### What the task requires
Write the data out again, exactly as given.

[Data excerpts]

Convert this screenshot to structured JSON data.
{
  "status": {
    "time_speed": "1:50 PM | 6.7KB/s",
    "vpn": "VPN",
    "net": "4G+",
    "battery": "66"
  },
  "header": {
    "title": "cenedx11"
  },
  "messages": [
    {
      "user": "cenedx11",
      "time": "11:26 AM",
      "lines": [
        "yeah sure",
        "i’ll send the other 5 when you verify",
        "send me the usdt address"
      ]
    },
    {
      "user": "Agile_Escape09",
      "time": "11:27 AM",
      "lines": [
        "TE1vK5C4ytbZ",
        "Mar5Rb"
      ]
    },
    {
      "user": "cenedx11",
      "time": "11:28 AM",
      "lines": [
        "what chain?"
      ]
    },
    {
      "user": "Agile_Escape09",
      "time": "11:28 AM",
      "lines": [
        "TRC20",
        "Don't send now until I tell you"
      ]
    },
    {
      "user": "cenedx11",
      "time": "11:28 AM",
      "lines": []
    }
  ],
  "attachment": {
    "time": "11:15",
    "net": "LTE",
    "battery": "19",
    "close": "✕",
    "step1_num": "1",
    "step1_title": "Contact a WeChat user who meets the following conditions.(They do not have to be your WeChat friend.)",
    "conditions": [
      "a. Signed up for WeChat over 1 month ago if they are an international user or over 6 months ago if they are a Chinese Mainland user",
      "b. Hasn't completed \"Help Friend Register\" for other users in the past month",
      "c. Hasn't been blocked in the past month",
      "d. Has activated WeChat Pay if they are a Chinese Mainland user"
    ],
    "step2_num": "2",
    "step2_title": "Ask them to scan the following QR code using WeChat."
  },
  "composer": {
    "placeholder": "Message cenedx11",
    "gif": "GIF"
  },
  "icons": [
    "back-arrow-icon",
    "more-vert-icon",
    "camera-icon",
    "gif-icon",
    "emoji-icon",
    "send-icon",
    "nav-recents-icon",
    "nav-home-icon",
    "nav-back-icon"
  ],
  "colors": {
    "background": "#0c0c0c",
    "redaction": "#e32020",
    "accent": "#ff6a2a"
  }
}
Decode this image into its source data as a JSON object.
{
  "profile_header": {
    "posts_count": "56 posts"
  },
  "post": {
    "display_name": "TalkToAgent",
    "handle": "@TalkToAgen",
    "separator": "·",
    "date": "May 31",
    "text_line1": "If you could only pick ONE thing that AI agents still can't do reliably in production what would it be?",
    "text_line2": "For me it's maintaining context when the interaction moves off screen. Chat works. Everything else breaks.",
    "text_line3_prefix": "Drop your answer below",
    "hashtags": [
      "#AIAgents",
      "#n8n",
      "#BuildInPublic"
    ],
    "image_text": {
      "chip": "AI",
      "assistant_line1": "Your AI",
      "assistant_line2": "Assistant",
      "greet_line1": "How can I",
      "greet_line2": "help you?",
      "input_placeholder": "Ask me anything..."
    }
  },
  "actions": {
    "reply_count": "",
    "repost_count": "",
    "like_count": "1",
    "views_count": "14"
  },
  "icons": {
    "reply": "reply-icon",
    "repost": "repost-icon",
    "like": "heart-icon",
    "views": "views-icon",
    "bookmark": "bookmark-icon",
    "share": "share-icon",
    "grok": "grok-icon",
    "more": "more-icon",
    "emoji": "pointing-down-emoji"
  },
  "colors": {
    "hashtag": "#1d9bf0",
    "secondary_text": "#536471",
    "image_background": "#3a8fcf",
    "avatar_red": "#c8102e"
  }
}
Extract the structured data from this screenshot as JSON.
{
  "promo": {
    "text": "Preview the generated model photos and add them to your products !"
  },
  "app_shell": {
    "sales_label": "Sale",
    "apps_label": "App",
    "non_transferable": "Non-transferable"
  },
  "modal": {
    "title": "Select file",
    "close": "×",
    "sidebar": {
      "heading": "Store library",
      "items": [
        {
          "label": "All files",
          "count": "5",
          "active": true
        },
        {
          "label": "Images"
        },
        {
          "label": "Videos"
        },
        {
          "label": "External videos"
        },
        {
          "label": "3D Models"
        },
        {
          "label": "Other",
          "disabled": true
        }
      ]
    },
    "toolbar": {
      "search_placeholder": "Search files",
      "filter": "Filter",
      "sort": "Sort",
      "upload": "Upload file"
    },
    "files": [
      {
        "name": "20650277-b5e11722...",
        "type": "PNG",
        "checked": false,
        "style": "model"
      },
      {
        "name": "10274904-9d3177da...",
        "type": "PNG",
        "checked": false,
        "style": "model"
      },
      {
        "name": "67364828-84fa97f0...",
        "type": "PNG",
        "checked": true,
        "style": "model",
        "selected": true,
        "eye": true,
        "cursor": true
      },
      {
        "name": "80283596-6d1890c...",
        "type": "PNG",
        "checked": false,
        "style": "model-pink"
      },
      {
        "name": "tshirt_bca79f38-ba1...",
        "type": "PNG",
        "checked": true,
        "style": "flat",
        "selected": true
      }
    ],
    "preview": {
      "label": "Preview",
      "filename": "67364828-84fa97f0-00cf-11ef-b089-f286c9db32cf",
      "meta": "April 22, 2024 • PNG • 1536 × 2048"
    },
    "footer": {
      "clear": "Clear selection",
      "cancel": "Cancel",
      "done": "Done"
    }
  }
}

### Answer for this exercise
Convert this screenshot to structured JSON data.
{
  "status": {
    "time_speed": "1:50 PM | 6.7KB/s",
    "vpn": "VPN",
    "net": "4G+",
    "battery": "66"
  },
  "header": {
    "title": "cenedx11"
  },
  "messages": [
    {
      "user": "cenedx11",
      "time": "11:26 AM",
      "lines": [
        "yeah sure",
        "i’ll send the other 5 when you verify",
        "send me the usdt address"
      ]
    },
    {
      "user": "Agile_Escape09",
      "time": "11:27 AM",
      "lines": [
        "TE1vK5C4ytbZ",
        "Mar5Rb"
      ]
    },
    {
      "user": "cenedx11",
      "time": "11:28 AM",
      "lines": [
        "what chain?"
      ]
    },
    {
      "user": "Agile_Escape09",
      "time": "11:28 AM",
      "lines": [
        "TRC20",
        "Don't send now until I tell you"
      ]
    },
    {
      "user": "cenedx11",
      "time": "11:28 AM",
      "lines": []
    }
  ],
  "attachment": {
    "time": "11:15",
    "net": "LTE",
    "battery": "19",
    "close": "✕",
    "step1_num": "1",
    "step1_title": "Contact a WeChat user who meets the following conditions.(They do not have to be your WeChat friend.)",
    "conditions": [
      "a. Signed up for WeChat over 1 month ago if they are an international user or over 6 months ago if they are a Chinese Mainland user",
      "b. Hasn't completed \"Help Friend Register\" for other users in the past month",
      "c. Hasn't been blocked in the past month",
      "d. Has activated WeChat Pay if they are a Chinese Mainland user"
    ],
    "step2_num": "2",
    "step2_title": "Ask them to scan the following QR code using WeChat."
  },
  "composer": {
    "placeholder": "Message cenedx11",
    "gif": "GIF"
  },
  "icons": [
    "back-arrow-icon",
    "more-vert-icon",
    "camera-icon",
    "gif-icon",
    "emoji-icon",
    "send-icon",
    "nav-recents-icon",
    "nav-home-icon",
    "nav-back-icon"
  ],
  "colors": {
    "background": "#0c0c0c",
    "redaction": "#e32020",
    "accent": "#ff6a2a"
  }
}
Decode this image into its source data as a JSON object.
{
  "profile_header": {
    "posts_count": "56 posts"
  },
  "post": {
    "display_name": "TalkToAgent",
    "handle": "@TalkToAgen",
    "separator": "·",
    "date": "May 31",
    "text_line1": "If you could only pick ONE thing that AI agents still can't do reliably in production what would it be?",
    "text_line2": "For me it's maintaining context when the interaction moves off screen. Chat works. Everything else breaks.",
    "text_line3_prefix": "Drop your answer below",
    "hashtags": [
      "#AIAgents",
      "#n8n",
      "#BuildInPublic"
    ],
    "image_text": {
      "chip": "AI",
      "assistant_line1": "Your AI",
      "assistant_line2": "Assistant",
      "greet_line1": "How can I",
      "greet_line2": "help you?",
      "input_placeholder": "Ask me anything..."
    }
  },
  "actions": {
    "reply_count": "",
    "repost_count": "",
    "like_count": "1",
    "views_count": "14"
  },
  "icons": {
    "reply": "reply-icon",
    "repost": "repost-icon",
    "like": "heart-icon",
    "views": "views-icon",
    "bookmark": "bookmark-icon",
    "share": "share-icon",
    "grok": "grok-icon",
    "more": "more-icon",
    "emoji": "pointing-down-emoji"
  },
  "colors": {
    "hashtag": "#1d9bf0",
    "secondary_text": "#536471",
    "image_background": "#3a8fcf",
    "avatar_red": "#c8102e"
  }
}
Extract the structured data from this screenshot as JSON.
{
  "promo": {
    "text": "Preview the generated model photos and add them to your products !"
  },
  "app_shell": {
    "sales_label": "Sale",
    "apps_label": "App",
    "non_transferable": "Non-transferable"
  },
  "modal": {
    "title": "Select file",
    "close": "×",
    "sidebar": {
      "heading": "Store library",
      "items": [
        {
          "label": "All files",
          "count": "5",
          "active": true
        },
        {
          "label": "Images"
        },
        {
          "label": "Videos"
        },
        {
          "label": "External videos"
        },
        {
          "label": "3D Models"
        },
        {
          "label": "Other",
          "disabled": true
        }
      ]
    },
    "toolbar": {
      "search_placeholder": "Search files",
      "filter": "Filter",
      "sort": "Sort",
      "upload": "Upload file"
    },
    "files": [
      {
        "name": "20650277-b5e11722...",
        "type": "PNG",
        "checked": false,
        "style": "model"
      },
      {
        "name": "10274904-9d3177da...",
        "type": "PNG",
        "checked": false,
        "style": "model"
      },
      {
        "name": "67364828-84fa97f0...",
        "type": "PNG",
        "checked": true,
        "style": "model",
        "selected": true,
        "eye": true,
        "cursor": true
      },
      {
        "name": "80283596-6d1890c...",
        "type": "PNG",
        "checked": false,
        "style": "model-pink"
      },
      {
        "name": "tshirt_bca79f38-ba1...",
        "type": "PNG",
        "checked": true,
        "style": "flat",
        "selected": true
      }
    ],
    "preview": {
      "label": "Preview",
      "filename": "67364828-84fa97f0-00cf-11ef-b089-f286c9db32cf",
      "meta": "April 22, 2024 • PNG • 1536 × 2048"
    },
    "footer": {
      "clear": "Clear selection",
      "cancel": "Cancel",
      "done": "Done"
    }
  }
}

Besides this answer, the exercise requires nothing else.